## Record extracts
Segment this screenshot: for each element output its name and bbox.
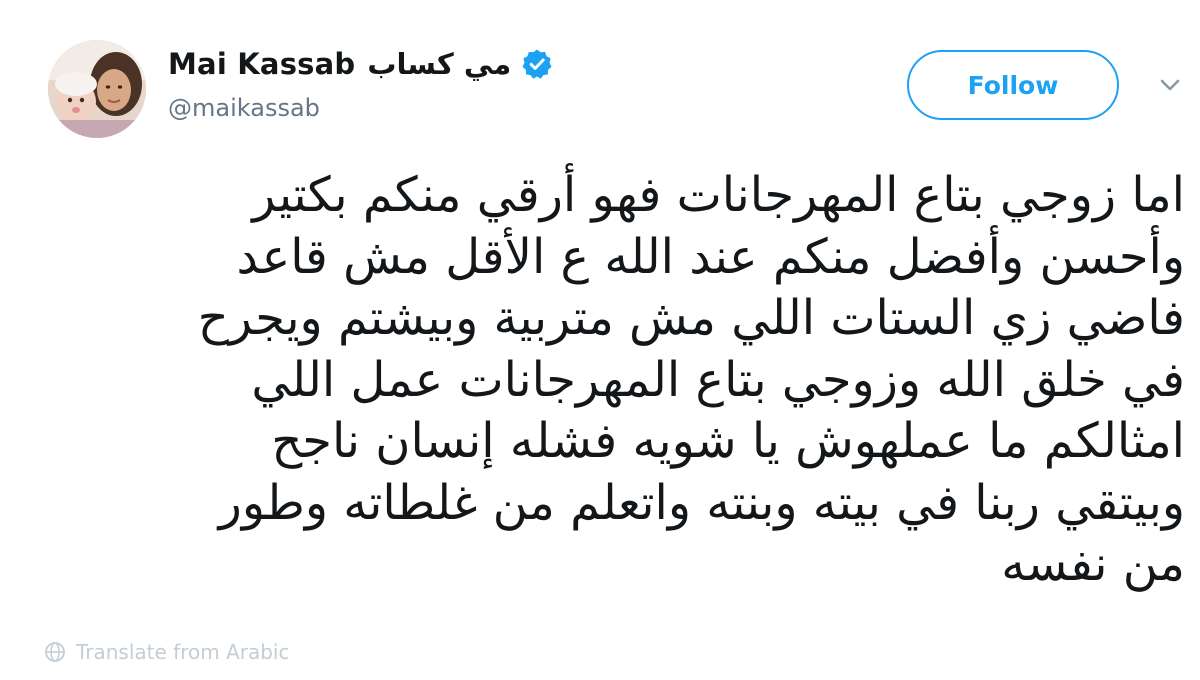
- tweet-line: في خلق الله وزوجي بتاع المهرجانات عمل ال…: [251, 351, 1185, 408]
- tweet-line: وبيتقي ربنا في بيته وبنته واتعلم من غلطا…: [218, 474, 1185, 531]
- author-handle[interactable]: @maikassab: [168, 94, 320, 122]
- tweet-text: اما زوجي بتاع المهرجانات فهو أرقي منكم ب…: [40, 165, 1185, 596]
- translate-link[interactable]: Translate from Arabic: [44, 640, 289, 664]
- verified-badge-icon: [522, 49, 552, 79]
- tweet-line: وأحسن وأفضل منكم عند الله ع الأقل مش قاع…: [236, 228, 1185, 285]
- avatar-photo: [48, 40, 146, 138]
- author-name-row[interactable]: Mai Kassab مي كساب: [168, 44, 553, 84]
- globe-icon: [45, 642, 65, 662]
- tweet-line: امثالكم ما عملهوش يا شويه فشله إنسان ناج…: [271, 413, 1185, 469]
- author-name[interactable]: Mai Kassab: [168, 47, 355, 81]
- tweet-line: من نفسه: [1001, 536, 1185, 592]
- tweet-line: فاضي زي الستات اللي مش متربية وبيشتم ويج…: [197, 290, 1185, 346]
- chevron-down-icon[interactable]: [1156, 73, 1184, 97]
- author-name-arabic[interactable]: مي كساب: [367, 47, 511, 81]
- tweet-card: Mai Kassab مي كساب @maikassab Follow اما…: [0, 0, 1200, 680]
- avatar[interactable]: [48, 40, 146, 138]
- follow-button[interactable]: Follow: [907, 50, 1119, 120]
- tweet-line: اما زوجي بتاع المهرجانات فهو أرقي منكم ب…: [252, 167, 1185, 223]
- translate-label[interactable]: Translate from Arabic: [76, 640, 289, 664]
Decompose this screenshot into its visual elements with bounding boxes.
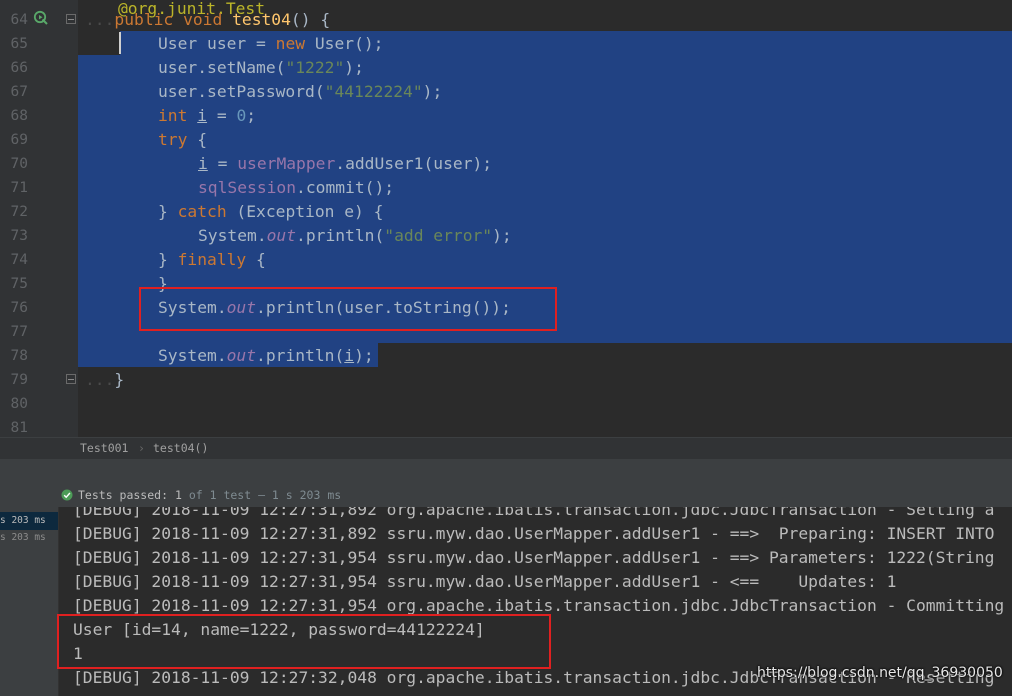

## Goal
Select every line of the data above that contains the string "المهرجانات", treating uppercase and lowercase as different.

## Answer to this exercise
- tweet-line: في خلق الله وزوجي بتاع المهرجانات عمل ال…: [251, 351, 1185, 408]
- tweet-text: اما زوجي بتاع المهرجانات فهو أرقي منكم ب…: [40, 165, 1185, 596]
- tweet-line: اما زوجي بتاع المهرجانات فهو أرقي منكم ب…: [252, 167, 1185, 223]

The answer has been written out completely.